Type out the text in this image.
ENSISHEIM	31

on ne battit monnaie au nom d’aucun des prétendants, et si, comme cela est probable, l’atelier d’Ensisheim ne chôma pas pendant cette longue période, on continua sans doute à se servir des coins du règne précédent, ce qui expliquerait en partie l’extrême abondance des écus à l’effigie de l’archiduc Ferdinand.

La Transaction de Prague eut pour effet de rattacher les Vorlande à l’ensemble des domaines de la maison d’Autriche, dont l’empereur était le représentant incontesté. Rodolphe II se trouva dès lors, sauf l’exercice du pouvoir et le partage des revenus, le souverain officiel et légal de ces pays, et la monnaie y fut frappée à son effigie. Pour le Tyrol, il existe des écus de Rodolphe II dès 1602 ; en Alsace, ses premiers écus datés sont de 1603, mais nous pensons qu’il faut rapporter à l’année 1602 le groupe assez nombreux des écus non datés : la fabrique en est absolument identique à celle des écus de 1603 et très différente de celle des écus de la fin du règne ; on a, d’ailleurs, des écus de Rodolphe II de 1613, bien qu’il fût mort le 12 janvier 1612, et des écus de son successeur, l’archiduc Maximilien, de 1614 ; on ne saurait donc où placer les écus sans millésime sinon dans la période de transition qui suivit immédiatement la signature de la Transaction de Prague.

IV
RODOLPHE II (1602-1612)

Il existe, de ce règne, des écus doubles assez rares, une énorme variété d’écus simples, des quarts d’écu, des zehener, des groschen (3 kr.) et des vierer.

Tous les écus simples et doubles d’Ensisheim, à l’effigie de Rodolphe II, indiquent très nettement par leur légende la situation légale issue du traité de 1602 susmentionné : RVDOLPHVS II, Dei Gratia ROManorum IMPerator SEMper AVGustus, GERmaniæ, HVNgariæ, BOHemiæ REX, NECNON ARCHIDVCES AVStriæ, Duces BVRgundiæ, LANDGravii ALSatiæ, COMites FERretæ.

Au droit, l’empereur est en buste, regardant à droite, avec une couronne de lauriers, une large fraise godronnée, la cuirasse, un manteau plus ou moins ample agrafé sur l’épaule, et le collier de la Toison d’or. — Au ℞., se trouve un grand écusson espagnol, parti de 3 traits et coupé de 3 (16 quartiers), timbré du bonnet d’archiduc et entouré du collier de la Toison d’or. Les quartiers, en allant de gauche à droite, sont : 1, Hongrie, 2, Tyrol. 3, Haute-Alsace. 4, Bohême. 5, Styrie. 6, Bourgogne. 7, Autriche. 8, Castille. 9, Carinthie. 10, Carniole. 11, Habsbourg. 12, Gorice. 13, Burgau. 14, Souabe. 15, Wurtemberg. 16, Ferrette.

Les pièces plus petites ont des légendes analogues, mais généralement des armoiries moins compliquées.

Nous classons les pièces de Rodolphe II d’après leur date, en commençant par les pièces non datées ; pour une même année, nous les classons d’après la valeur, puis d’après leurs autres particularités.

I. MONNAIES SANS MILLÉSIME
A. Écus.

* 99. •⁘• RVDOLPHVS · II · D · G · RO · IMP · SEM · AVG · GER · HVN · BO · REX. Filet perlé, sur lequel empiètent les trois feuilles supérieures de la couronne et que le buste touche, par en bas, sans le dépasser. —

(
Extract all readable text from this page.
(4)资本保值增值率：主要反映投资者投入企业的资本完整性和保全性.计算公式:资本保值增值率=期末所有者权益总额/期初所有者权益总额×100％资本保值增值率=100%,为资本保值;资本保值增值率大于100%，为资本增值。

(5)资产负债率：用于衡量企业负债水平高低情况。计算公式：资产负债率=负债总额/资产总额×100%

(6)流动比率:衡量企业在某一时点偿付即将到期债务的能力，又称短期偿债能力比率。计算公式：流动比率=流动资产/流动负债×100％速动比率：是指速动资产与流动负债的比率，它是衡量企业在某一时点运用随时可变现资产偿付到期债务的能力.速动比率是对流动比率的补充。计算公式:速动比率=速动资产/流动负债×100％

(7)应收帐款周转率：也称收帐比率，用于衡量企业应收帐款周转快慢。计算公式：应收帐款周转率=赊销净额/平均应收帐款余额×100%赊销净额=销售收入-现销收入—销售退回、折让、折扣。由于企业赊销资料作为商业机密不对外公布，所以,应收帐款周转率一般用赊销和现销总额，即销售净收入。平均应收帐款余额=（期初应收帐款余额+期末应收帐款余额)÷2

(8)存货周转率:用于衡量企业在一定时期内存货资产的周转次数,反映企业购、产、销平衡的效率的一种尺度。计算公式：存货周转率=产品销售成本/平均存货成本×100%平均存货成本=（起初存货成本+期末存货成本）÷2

§ DIRECTIONS FOR THIS TASK
What is the number of lines in the records that contain "doubles"? Give that number only.

§ ANSWER TO THIS EXERCISE
2